● Problem: Edit the part that opens with the line containing "need-info-panel: اطلاعات نیاز" and closes with the line containing "print-button[interactable]: چاپ: [70, 478, 113, 499]" by replacing "deadline" with "due-date" and keeping everything else the same. Return only those lines.
>> START Record list
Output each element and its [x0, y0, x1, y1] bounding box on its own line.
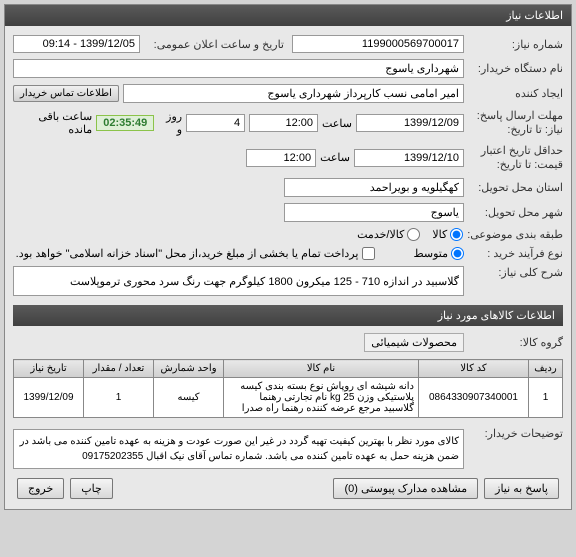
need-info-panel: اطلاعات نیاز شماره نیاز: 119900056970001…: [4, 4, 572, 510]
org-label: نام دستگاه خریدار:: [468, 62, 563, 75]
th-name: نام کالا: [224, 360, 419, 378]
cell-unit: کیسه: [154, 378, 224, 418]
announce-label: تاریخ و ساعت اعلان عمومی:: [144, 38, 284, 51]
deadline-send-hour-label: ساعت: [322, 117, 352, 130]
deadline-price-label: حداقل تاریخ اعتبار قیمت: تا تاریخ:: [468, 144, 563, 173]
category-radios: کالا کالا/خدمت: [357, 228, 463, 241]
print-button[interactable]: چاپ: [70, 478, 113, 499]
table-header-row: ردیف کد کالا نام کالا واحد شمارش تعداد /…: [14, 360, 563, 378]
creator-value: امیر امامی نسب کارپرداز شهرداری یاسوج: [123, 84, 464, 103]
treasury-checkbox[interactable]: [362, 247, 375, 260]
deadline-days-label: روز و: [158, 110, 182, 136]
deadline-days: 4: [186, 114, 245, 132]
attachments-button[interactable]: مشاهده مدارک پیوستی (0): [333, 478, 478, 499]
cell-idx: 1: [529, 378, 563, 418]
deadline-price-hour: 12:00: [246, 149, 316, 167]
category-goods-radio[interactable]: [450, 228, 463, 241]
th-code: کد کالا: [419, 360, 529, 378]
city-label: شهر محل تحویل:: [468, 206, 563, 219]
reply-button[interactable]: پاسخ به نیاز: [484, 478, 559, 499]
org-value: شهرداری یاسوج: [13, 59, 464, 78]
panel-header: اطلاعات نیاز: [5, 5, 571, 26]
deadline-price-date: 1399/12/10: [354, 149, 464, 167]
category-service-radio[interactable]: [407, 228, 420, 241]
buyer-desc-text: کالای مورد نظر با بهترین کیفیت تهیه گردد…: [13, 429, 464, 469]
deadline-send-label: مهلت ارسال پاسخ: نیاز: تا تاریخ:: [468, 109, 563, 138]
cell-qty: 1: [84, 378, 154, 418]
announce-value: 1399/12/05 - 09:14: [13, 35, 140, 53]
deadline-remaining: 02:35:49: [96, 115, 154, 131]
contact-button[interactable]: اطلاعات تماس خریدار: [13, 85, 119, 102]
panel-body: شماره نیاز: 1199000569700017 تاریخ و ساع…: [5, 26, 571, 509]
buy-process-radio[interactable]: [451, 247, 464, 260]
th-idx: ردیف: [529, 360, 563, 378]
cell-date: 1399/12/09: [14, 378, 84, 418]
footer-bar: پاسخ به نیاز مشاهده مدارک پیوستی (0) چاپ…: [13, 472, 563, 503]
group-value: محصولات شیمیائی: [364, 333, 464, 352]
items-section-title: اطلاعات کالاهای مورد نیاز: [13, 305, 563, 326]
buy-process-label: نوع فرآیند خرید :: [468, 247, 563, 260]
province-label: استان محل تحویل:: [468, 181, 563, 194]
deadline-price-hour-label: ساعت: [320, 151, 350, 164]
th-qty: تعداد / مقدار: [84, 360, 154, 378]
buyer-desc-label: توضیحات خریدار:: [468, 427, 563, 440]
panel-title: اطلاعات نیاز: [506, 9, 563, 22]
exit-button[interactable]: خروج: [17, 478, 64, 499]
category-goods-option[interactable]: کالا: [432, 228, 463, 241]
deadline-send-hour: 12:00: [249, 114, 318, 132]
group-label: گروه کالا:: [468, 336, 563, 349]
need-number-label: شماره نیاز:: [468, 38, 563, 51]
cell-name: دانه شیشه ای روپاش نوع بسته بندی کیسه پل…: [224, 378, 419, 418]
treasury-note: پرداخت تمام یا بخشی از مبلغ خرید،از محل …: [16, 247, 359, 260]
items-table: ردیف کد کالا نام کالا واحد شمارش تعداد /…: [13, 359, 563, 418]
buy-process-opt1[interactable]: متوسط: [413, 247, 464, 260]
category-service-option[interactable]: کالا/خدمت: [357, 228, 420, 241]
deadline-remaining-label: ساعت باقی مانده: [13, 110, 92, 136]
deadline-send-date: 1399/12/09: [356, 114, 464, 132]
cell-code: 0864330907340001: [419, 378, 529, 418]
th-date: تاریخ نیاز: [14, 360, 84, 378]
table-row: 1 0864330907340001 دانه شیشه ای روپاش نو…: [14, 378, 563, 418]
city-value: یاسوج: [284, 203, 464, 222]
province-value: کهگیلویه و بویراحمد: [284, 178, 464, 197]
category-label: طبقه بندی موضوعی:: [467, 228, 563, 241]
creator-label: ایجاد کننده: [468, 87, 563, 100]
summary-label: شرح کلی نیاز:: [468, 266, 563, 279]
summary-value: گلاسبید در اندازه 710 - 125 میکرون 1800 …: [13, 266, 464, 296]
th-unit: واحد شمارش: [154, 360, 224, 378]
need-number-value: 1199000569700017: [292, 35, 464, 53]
>> END Record list
>> START Record list
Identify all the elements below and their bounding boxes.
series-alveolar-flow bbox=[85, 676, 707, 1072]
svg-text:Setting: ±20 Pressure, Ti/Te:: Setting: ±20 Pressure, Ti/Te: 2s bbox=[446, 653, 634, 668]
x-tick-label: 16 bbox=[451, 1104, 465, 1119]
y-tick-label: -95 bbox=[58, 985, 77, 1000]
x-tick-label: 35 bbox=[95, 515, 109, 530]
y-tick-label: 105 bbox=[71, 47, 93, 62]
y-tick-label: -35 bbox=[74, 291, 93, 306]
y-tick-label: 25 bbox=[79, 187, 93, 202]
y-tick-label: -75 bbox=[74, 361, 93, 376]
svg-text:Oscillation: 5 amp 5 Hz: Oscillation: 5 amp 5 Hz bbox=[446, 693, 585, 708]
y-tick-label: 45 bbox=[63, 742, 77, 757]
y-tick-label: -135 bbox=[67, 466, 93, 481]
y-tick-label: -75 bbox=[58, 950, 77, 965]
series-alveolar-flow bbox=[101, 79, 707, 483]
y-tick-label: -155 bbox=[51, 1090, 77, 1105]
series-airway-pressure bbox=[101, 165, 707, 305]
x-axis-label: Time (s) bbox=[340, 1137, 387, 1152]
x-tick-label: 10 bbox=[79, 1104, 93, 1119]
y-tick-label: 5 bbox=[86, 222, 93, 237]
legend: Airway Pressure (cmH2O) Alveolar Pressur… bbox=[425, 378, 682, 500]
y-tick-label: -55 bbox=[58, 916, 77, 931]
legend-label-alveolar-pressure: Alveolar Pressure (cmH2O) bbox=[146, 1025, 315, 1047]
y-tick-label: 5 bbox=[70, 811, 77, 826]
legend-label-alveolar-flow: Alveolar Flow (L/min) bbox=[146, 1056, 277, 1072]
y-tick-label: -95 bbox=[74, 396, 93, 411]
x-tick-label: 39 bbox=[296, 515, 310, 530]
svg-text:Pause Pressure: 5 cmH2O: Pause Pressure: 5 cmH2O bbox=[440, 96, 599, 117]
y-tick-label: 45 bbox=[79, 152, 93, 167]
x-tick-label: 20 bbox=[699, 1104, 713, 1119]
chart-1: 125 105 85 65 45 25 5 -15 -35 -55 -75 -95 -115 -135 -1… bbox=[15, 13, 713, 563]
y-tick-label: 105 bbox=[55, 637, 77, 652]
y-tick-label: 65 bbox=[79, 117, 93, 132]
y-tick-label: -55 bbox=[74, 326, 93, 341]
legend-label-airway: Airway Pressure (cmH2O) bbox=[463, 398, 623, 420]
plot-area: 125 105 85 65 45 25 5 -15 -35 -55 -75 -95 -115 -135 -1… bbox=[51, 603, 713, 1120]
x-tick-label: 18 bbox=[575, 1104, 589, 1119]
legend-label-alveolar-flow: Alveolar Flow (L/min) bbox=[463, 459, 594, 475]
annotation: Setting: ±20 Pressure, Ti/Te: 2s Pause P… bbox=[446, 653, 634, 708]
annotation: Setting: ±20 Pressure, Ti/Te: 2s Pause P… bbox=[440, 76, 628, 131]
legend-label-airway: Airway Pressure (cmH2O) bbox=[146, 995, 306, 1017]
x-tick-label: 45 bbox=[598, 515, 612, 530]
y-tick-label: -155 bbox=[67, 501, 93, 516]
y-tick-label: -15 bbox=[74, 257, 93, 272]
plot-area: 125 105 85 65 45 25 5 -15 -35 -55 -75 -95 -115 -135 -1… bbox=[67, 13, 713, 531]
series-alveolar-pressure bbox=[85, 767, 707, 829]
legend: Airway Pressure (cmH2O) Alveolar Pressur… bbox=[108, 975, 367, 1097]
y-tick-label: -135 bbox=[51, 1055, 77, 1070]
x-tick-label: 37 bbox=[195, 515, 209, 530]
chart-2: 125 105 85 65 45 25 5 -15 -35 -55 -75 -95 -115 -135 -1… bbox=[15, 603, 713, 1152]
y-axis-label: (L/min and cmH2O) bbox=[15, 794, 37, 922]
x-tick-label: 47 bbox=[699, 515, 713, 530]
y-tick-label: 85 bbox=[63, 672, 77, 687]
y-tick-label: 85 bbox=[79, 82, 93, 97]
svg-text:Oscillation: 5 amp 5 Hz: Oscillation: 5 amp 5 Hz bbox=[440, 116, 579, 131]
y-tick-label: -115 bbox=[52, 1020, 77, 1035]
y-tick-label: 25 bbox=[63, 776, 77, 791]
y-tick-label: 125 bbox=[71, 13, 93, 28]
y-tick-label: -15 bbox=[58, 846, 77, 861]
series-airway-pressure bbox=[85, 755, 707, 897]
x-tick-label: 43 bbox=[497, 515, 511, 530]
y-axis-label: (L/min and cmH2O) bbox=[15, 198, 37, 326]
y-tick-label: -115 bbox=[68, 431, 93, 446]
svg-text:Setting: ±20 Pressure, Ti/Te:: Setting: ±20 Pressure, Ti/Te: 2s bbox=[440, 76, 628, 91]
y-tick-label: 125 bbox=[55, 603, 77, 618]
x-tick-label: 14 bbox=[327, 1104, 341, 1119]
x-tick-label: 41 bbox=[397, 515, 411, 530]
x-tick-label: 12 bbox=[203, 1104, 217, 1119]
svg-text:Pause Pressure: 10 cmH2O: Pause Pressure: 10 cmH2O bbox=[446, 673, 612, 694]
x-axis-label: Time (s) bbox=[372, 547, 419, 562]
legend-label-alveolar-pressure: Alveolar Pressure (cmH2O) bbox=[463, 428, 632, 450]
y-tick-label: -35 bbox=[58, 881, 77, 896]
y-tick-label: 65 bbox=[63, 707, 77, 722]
>> END Record list
>> START Record list
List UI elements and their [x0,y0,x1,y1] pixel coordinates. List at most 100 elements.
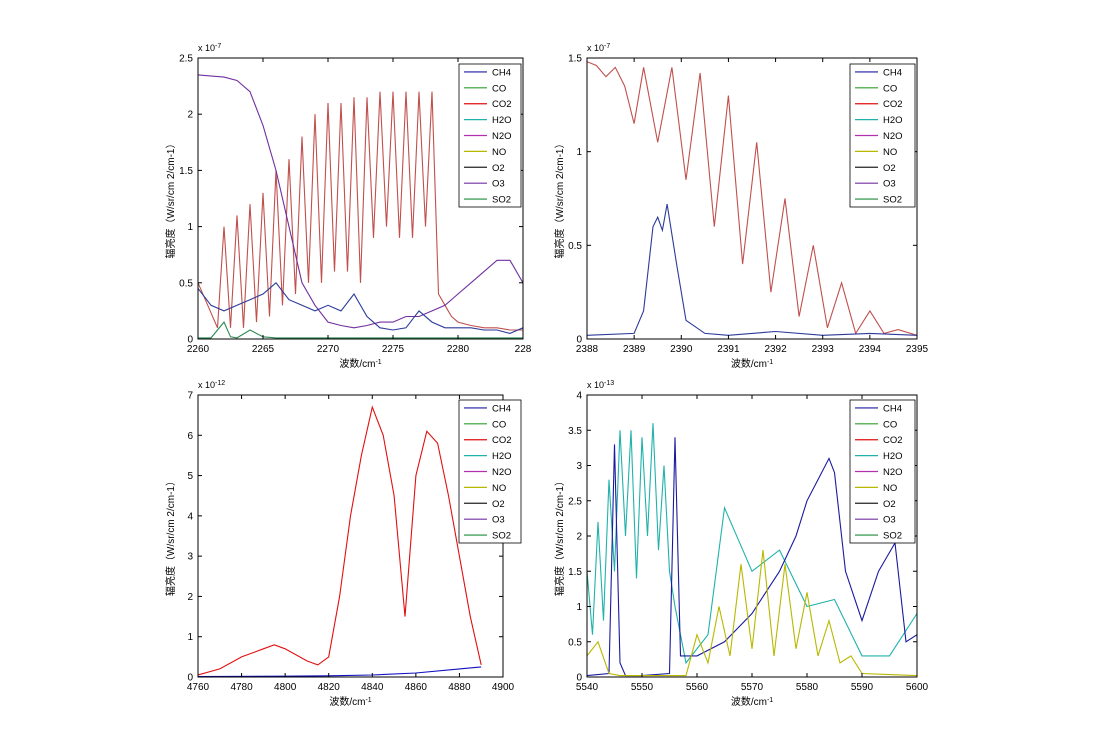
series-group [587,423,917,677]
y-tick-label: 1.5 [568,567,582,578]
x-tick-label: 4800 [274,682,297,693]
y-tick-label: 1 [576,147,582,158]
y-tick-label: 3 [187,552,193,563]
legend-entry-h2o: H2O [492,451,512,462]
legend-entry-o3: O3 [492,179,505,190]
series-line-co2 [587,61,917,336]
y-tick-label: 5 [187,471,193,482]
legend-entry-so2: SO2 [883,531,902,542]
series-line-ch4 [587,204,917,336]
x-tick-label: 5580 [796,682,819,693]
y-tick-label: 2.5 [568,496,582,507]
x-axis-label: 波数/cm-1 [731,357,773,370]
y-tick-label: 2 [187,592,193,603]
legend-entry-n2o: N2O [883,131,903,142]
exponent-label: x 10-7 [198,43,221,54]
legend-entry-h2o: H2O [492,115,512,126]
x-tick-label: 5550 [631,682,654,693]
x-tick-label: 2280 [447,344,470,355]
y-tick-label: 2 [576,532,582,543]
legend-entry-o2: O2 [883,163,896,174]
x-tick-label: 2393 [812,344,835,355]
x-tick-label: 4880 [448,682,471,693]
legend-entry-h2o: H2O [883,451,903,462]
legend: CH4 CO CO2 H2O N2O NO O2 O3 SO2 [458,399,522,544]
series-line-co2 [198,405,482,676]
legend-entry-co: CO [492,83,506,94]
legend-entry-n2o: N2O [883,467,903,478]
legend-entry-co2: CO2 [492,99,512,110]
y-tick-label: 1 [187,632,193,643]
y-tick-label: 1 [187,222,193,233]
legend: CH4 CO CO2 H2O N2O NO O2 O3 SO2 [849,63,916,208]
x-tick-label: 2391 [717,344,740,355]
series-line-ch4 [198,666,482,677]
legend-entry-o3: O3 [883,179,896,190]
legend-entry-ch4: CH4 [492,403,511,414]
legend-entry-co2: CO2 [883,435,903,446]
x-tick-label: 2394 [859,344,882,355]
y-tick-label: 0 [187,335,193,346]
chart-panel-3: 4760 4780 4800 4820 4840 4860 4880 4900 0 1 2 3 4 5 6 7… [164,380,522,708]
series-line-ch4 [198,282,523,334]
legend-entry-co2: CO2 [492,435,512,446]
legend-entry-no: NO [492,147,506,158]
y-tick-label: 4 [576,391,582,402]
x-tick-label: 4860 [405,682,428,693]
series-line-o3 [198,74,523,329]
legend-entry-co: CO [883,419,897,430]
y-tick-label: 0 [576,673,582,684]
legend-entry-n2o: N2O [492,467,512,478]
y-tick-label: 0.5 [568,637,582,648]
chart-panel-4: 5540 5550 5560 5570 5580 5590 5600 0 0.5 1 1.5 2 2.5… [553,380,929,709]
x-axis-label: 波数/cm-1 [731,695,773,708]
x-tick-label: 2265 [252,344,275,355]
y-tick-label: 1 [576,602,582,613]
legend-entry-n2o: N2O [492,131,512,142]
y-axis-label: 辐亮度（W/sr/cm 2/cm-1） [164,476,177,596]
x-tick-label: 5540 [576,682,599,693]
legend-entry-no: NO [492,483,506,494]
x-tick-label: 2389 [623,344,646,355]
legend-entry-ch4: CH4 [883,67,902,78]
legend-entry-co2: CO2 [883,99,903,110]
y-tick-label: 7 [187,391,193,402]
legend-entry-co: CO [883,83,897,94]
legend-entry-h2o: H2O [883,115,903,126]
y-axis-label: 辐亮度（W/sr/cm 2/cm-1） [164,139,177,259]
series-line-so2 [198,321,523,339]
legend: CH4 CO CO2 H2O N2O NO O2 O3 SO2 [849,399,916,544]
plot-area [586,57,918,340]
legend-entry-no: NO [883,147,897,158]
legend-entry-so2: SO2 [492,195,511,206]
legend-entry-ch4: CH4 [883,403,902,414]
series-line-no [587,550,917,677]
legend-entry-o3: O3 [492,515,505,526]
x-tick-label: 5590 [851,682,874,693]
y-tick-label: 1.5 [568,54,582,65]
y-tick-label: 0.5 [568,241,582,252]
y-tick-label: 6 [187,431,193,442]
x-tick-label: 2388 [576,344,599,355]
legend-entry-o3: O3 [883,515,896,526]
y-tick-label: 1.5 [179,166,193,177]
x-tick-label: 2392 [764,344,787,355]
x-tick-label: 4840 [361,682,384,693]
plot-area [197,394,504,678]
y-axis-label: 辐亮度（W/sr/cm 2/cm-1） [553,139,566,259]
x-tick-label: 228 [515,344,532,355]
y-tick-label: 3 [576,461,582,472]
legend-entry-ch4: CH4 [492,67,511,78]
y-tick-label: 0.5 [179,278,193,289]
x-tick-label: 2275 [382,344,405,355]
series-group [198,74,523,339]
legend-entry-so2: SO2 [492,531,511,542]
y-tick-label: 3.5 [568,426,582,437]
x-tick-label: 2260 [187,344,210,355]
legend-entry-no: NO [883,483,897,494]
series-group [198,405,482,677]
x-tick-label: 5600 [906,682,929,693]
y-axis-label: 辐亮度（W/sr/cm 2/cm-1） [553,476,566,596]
>> END Record list
● Exercise result:
need-info-panel: اطلاعات نیاز شماره نیاز: 119900056970001…: [4, 4, 572, 510]
org-label: نام دستگاه خریدار:: [468, 62, 563, 75]
th-name: نام کالا: [224, 360, 419, 378]
cell-unit: کیسه: [154, 378, 224, 418]
announce-label: تاریخ و ساعت اعلان عمومی:: [144, 38, 284, 51]
due-date-send-hour-label: ساعت: [322, 117, 352, 130]
due-date-price-label: حداقل تاریخ اعتبار قیمت: تا تاریخ:: [468, 144, 563, 173]
category-radios: کالا کالا/خدمت: [357, 228, 463, 241]
print-button[interactable]: چاپ: [70, 478, 113, 499]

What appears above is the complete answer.